Your objective — The data below should be printed in full, exactly, and without any of its images.

Dataset excerpt

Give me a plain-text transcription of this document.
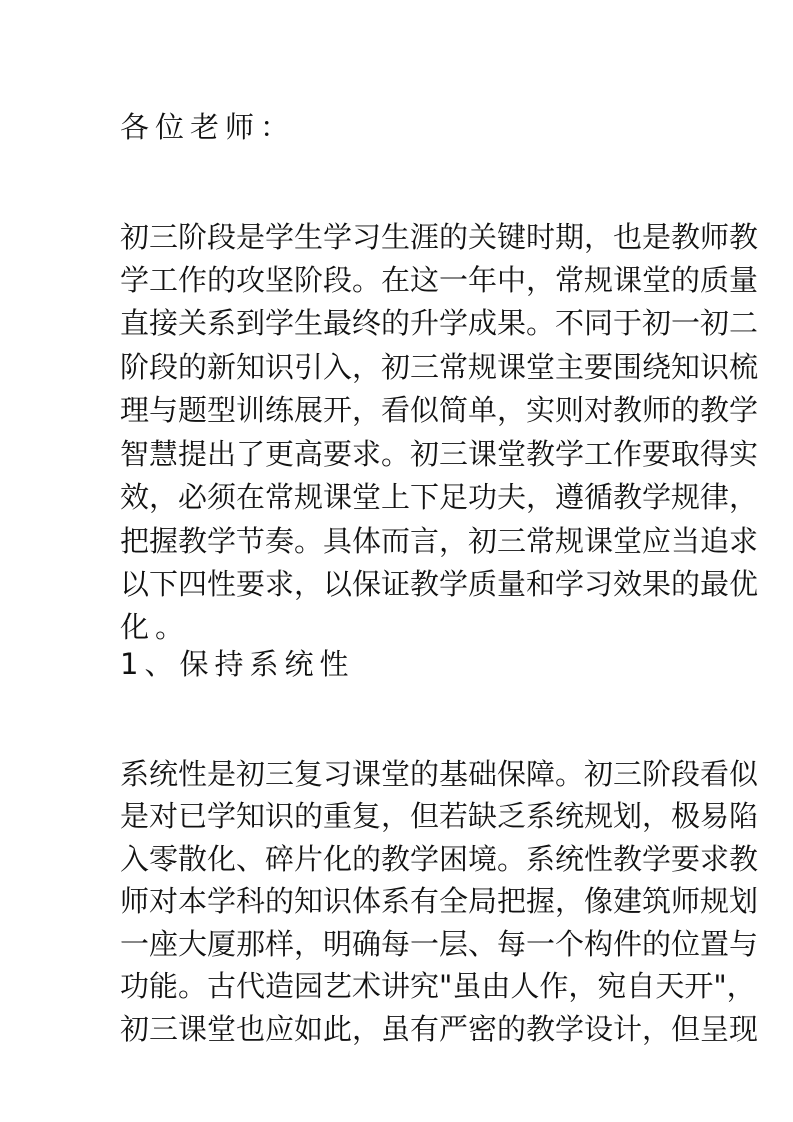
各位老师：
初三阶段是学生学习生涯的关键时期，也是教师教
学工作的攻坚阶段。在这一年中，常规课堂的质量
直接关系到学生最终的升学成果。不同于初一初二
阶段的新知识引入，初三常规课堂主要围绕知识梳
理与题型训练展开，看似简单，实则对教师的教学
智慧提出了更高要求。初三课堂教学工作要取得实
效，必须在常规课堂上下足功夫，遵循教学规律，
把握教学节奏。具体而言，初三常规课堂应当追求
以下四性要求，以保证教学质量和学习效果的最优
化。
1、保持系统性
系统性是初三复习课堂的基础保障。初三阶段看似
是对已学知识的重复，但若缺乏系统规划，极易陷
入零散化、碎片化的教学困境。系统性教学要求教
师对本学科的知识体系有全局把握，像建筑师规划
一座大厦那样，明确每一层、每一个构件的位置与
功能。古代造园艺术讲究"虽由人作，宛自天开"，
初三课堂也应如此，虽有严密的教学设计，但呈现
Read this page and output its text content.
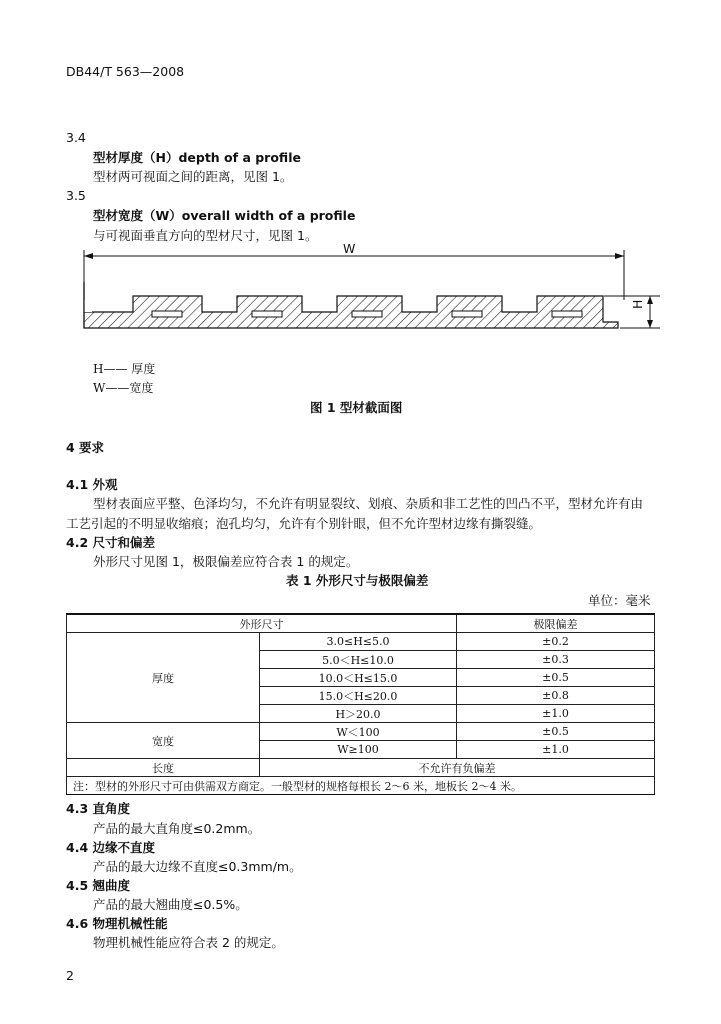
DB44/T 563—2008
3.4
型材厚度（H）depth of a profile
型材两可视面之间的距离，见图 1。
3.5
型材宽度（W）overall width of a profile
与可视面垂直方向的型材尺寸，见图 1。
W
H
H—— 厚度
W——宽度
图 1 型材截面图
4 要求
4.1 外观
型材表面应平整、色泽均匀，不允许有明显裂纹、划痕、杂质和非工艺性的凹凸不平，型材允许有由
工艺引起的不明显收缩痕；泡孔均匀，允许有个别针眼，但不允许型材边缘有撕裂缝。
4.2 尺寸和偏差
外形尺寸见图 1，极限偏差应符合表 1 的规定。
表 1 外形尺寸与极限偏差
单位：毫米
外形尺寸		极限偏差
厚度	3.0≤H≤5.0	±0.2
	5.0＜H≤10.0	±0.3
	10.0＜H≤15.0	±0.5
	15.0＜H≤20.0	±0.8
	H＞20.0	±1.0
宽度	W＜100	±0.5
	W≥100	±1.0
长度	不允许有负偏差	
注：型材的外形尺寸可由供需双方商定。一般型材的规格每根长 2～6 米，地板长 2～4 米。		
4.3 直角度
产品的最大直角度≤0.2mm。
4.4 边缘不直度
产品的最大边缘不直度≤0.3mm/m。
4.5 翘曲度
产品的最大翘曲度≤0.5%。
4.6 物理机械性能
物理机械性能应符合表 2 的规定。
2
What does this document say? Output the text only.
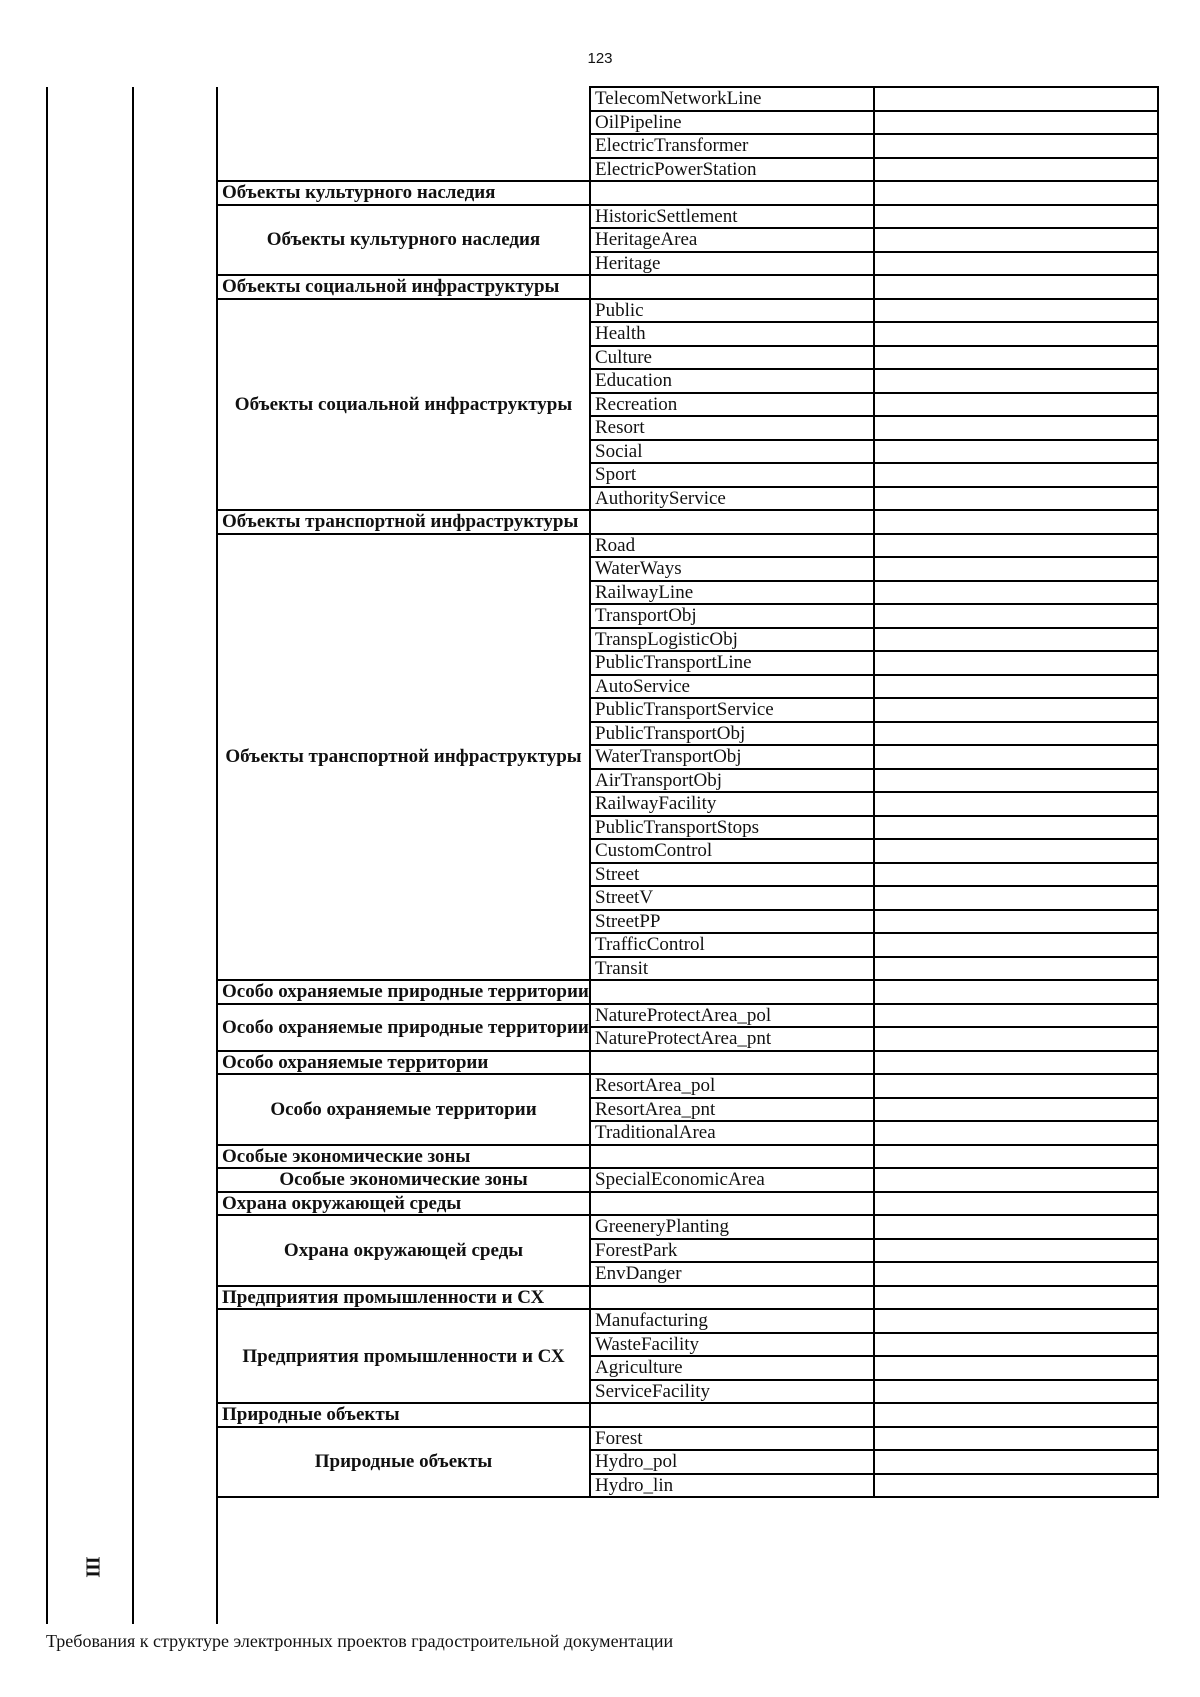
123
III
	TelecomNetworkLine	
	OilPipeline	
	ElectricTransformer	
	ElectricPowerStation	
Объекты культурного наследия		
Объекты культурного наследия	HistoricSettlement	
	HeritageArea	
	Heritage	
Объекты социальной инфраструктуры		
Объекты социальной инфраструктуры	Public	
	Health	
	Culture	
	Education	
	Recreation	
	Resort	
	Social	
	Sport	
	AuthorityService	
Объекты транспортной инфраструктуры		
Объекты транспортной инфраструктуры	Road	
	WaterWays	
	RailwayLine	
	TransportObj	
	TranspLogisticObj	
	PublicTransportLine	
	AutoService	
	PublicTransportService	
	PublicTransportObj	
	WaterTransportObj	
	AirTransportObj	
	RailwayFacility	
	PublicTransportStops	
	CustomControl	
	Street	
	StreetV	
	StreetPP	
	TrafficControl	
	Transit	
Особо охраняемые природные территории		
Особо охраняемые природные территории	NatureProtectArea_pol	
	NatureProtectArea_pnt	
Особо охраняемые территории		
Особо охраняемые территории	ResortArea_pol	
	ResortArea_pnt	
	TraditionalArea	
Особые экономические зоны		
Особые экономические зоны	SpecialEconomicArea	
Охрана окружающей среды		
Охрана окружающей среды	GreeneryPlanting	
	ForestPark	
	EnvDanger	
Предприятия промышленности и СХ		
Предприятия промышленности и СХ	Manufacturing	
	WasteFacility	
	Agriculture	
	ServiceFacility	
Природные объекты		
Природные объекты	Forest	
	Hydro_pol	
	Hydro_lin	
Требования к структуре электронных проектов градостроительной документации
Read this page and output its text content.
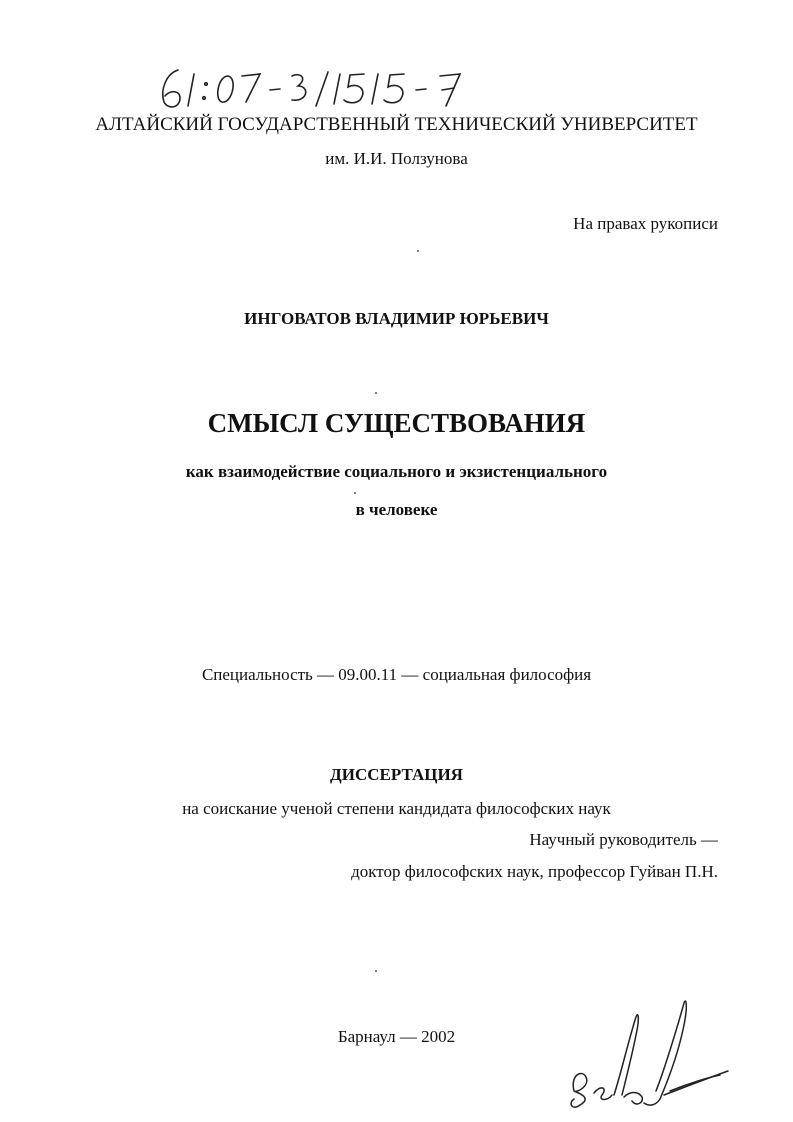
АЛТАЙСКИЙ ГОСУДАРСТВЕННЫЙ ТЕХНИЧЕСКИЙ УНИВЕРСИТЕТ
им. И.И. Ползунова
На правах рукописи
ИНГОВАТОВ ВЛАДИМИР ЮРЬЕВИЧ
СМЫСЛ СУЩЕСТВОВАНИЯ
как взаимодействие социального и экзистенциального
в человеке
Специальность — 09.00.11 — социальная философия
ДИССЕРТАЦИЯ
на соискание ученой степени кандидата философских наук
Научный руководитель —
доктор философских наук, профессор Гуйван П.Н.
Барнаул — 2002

Result of this exercise —
Give me a plain-text transcription of this document.
各位老师：
初三阶段是学生学习生涯的关键时期，也是教师教
学工作的攻坚阶段。在这一年中，常规课堂的质量
直接关系到学生最终的升学成果。不同于初一初二
阶段的新知识引入，初三常规课堂主要围绕知识梳
理与题型训练展开，看似简单，实则对教师的教学
智慧提出了更高要求。初三课堂教学工作要取得实
效，必须在常规课堂上下足功夫，遵循教学规律，
把握教学节奏。具体而言，初三常规课堂应当追求
以下四性要求，以保证教学质量和学习效果的最优
化。
1、保持系统性
系统性是初三复习课堂的基础保障。初三阶段看似
是对已学知识的重复，但若缺乏系统规划，极易陷
入零散化、碎片化的教学困境。系统性教学要求教
师对本学科的知识体系有全局把握，像建筑师规划
一座大厦那样，明确每一层、每一个构件的位置与
功能。古代造园艺术讲究"虽由人作，宛自天开"，
初三课堂也应如此，虽有严密的教学设计，但呈现
Read this page and output its text content.
DB44/T 563—2008
3.4
型材厚度（H）depth of a profile
型材两可视面之间的距离，见图 1。
3.5
型材宽度（W）overall width of a profile
与可视面垂直方向的型材尺寸，见图 1。
W
H
H—— 厚度
W——宽度
图 1 型材截面图
4 要求
4.1 外观
型材表面应平整、色泽均匀，不允许有明显裂纹、划痕、杂质和非工艺性的凹凸不平，型材允许有由
工艺引起的不明显收缩痕；泡孔均匀，允许有个别针眼，但不允许型材边缘有撕裂缝。
4.2 尺寸和偏差
外形尺寸见图 1，极限偏差应符合表 1 的规定。
表 1 外形尺寸与极限偏差
单位：毫米
外形尺寸		极限偏差
厚度	3.0≤H≤5.0	±0.2
	5.0＜H≤10.0	±0.3
	10.0＜H≤15.0	±0.5
	15.0＜H≤20.0	±0.8
	H＞20.0	±1.0
宽度	W＜100	±0.5
	W≥100	±1.0
长度	不允许有负偏差	
注：型材的外形尺寸可由供需双方商定。一般型材的规格每根长 2～6 米，地板长 2～4 米。		
4.3 直角度
产品的最大直角度≤0.2mm。
4.4 边缘不直度
产品的最大边缘不直度≤0.3mm/m。
4.5 翘曲度
产品的最大翘曲度≤0.5%。
4.6 物理机械性能
物理机械性能应符合表 2 的规定。
2
What does this document say? Output the text only.
123
III
	TelecomNetworkLine	
	OilPipeline	
	ElectricTransformer	
	ElectricPowerStation	
Объекты культурного наследия		
Объекты культурного наследия	HistoricSettlement	
	HeritageArea	
	Heritage	
Объекты социальной инфраструктуры		
Объекты социальной инфраструктуры	Public	
	Health	
	Culture	
	Education	
	Recreation	
	Resort	
	Social	
	Sport	
	AuthorityService	
Объекты транспортной инфраструктуры		
Объекты транспортной инфраструктуры	Road	
	WaterWays	
	RailwayLine	
	TransportObj	
	TranspLogisticObj	
	PublicTransportLine	
	AutoService	
	PublicTransportService	
	PublicTransportObj	
	WaterTransportObj	
	AirTransportObj	
	RailwayFacility	
	PublicTransportStops	
	CustomControl	
	Street	
	StreetV	
	StreetPP	
	TrafficControl	
	Transit	
Особо охраняемые природные территории		
Особо охраняемые природные территории	NatureProtectArea_pol	
	NatureProtectArea_pnt	
Особо охраняемые территории		
Особо охраняемые территории	ResortArea_pol	
	ResortArea_pnt	
	TraditionalArea	
Особые экономические зоны		
Особые экономические зоны	SpecialEconomicArea	
Охрана окружающей среды		
Охрана окружающей среды	GreeneryPlanting	
	ForestPark	
	EnvDanger	
Предприятия промышленности и СХ		
Предприятия промышленности и СХ	Manufacturing	
	WasteFacility	
	Agriculture	
	ServiceFacility	
Природные объекты		
Природные объекты	Forest	
	Hydro_pol	
	Hydro_lin	
Требования к структуре электронных проектов градостроительной документации
Read this page and output its text content.
АЛТАЙСКИЙ ГОСУДАРСТВЕННЫЙ ТЕХНИЧЕСКИЙ УНИВЕРСИТЕТ
им. И.И. Ползунова
На правах рукописи
ИНГОВАТОВ ВЛАДИМИР ЮРЬЕВИЧ
СМЫСЛ СУЩЕСТВОВАНИЯ
как взаимодействие социального и экзистенциального
в человеке
Специальность — 09.00.11 — социальная философия
ДИССЕРТАЦИЯ
на соискание ученой степени кандидата философских наук
Научный руководитель —
доктор философских наук, профессор Гуйван П.Н.
Барнаул — 2002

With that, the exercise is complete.